## Data shown

"""

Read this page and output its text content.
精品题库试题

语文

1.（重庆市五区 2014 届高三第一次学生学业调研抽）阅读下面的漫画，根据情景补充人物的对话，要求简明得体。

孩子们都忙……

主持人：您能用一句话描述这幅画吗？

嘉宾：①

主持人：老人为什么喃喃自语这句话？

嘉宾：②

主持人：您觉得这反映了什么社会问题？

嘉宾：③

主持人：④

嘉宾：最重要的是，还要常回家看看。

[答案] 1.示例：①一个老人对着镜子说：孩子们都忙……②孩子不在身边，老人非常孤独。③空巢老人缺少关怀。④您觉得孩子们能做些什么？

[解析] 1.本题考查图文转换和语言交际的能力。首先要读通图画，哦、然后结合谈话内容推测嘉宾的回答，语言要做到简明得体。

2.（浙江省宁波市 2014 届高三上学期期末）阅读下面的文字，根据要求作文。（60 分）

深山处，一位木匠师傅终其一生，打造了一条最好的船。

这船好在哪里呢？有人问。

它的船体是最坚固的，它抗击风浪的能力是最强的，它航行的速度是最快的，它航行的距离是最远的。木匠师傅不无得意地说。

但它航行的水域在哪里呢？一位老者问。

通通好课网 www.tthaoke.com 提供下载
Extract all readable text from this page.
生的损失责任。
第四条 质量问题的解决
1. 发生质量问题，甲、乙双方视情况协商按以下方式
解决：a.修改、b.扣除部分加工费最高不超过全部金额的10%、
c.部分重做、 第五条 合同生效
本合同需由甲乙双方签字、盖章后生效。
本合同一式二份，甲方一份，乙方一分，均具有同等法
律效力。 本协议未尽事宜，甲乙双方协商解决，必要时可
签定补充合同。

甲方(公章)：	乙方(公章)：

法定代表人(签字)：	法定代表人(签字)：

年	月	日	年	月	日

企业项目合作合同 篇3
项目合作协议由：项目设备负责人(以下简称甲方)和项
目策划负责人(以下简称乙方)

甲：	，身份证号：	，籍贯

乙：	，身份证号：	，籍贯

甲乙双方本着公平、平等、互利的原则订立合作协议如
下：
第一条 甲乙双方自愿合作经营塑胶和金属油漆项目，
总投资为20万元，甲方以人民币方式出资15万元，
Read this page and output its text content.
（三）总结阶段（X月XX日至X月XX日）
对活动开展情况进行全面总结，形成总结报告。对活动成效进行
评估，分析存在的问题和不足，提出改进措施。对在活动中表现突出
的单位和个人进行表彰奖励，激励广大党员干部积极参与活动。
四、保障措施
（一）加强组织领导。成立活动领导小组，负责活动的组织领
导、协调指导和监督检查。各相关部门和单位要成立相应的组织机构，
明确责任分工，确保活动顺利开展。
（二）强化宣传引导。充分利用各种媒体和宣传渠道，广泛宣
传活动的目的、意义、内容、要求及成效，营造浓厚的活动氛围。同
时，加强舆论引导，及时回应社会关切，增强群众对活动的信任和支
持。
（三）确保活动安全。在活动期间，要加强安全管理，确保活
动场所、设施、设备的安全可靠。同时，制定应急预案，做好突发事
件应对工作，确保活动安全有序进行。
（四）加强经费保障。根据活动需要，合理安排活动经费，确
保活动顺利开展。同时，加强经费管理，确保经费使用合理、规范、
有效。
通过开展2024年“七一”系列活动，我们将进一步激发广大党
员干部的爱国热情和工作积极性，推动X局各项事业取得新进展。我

"""

## Your instructions
Count each line of the entries that holds the word "孩子们都忙", then state the total and nothing more.

## Exercise solution
2